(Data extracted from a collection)
------------------------------------

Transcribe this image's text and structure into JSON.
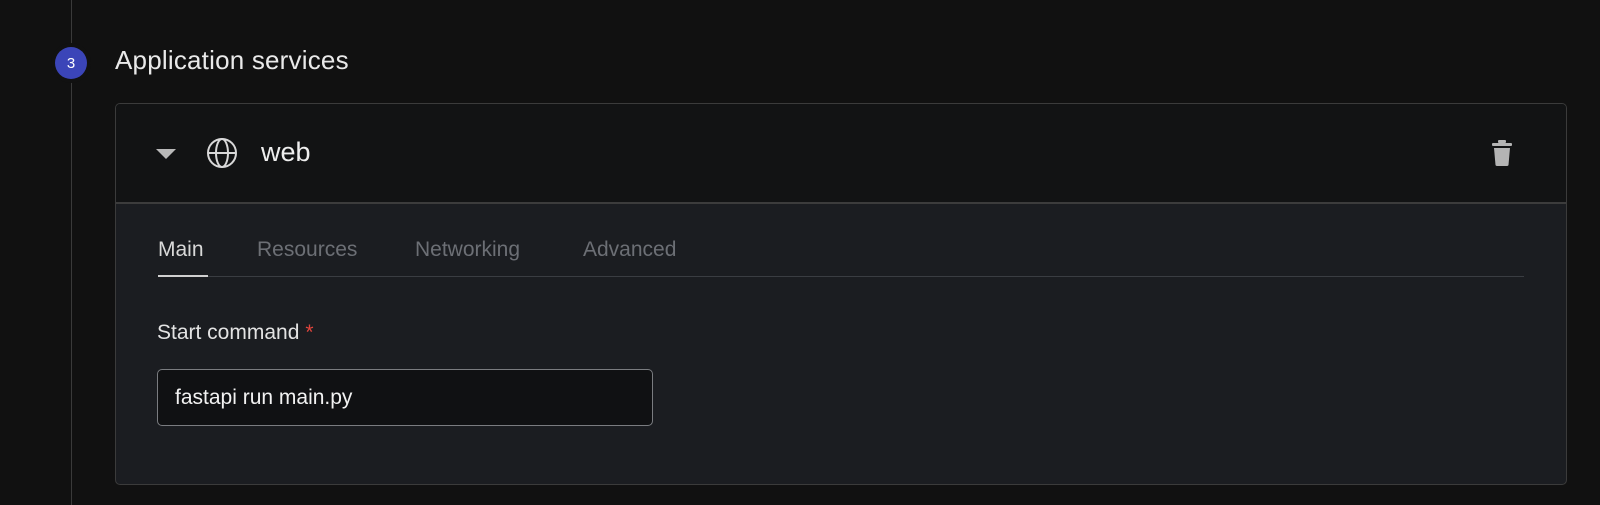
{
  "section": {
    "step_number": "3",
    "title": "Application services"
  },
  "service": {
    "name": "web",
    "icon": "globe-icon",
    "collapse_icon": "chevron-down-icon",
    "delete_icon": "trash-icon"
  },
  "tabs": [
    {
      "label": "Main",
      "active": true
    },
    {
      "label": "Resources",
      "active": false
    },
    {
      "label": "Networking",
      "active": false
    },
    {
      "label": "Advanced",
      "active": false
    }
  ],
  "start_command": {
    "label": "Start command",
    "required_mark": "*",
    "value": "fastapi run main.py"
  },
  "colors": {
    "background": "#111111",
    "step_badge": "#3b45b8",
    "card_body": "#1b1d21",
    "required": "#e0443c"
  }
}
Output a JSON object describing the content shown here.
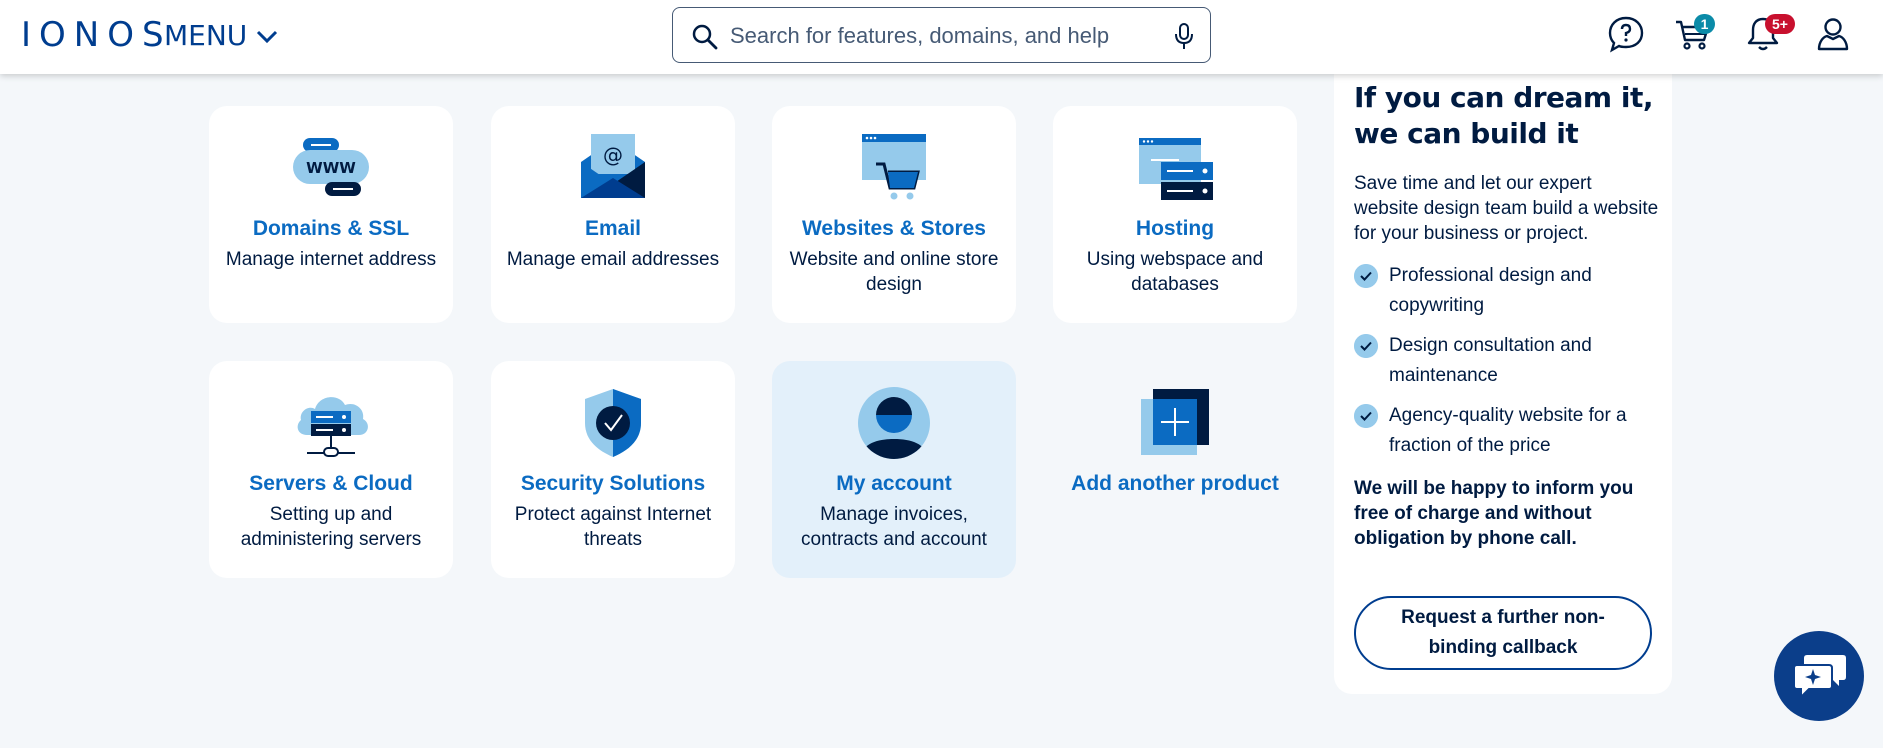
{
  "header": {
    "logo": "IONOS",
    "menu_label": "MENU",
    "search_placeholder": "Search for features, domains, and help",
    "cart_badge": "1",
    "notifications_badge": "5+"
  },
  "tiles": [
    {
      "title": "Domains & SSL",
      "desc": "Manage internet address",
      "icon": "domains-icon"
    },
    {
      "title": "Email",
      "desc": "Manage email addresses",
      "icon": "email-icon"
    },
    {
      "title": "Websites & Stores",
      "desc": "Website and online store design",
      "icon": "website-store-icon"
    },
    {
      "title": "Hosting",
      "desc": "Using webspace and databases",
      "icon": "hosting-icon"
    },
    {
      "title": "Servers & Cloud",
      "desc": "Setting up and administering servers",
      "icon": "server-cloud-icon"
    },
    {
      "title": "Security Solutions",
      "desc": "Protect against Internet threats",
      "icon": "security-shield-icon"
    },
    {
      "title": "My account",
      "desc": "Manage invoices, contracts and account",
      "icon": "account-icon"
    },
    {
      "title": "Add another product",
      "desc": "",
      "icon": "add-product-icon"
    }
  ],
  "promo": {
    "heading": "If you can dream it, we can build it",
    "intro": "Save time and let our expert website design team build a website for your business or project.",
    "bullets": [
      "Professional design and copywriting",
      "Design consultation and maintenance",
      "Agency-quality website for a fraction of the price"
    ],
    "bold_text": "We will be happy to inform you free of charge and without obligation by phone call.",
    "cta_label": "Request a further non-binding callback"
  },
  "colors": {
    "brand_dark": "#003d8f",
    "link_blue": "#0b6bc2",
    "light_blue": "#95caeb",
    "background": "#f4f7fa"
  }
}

------------------------------------

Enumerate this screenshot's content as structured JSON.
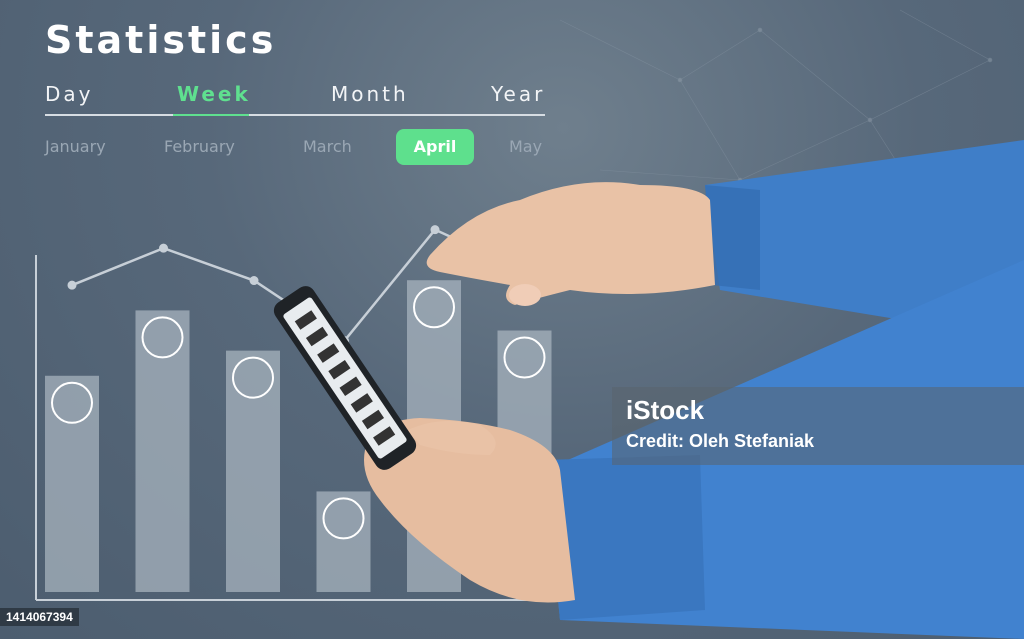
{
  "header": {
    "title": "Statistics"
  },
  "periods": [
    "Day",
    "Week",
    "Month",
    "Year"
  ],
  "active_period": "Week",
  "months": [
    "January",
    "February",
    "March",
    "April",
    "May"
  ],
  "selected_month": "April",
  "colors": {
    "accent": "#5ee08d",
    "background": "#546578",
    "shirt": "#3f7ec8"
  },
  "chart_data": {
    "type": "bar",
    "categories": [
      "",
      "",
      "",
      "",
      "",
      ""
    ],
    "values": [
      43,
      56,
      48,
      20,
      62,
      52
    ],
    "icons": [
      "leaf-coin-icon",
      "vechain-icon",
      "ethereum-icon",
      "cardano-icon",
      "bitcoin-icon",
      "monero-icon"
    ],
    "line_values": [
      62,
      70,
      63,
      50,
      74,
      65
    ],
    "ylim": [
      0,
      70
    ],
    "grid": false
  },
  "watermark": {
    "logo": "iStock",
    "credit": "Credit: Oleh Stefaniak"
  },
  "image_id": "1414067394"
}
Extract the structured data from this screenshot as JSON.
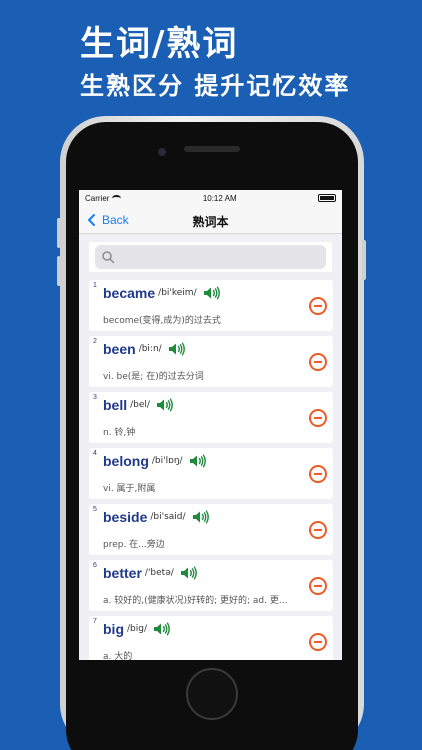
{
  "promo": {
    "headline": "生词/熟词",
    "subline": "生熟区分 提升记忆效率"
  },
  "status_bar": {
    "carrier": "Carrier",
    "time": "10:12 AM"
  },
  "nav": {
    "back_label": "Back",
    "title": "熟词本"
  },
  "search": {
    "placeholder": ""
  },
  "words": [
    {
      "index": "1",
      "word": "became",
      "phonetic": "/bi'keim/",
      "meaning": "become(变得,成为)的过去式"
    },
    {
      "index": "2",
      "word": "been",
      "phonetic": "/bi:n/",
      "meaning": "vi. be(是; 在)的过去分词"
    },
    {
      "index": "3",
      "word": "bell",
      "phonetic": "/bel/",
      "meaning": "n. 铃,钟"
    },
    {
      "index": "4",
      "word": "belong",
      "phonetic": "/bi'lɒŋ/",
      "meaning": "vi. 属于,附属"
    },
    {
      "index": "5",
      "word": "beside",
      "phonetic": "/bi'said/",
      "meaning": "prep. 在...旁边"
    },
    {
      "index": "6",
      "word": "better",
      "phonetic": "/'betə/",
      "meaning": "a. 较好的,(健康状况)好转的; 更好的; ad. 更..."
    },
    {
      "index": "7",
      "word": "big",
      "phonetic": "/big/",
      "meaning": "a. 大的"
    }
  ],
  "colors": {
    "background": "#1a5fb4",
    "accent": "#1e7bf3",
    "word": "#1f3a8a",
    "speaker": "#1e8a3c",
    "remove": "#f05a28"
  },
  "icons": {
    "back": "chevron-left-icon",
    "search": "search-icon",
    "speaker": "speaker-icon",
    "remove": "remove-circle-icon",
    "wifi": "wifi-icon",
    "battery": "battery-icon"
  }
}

------------------------------------

Exercise brief:
Copy out each line in the listing that has the word "account".

Expected output:
      "title": "My account",
      "desc": "Manage invoices, contracts and account",
      "icon": "account-icon"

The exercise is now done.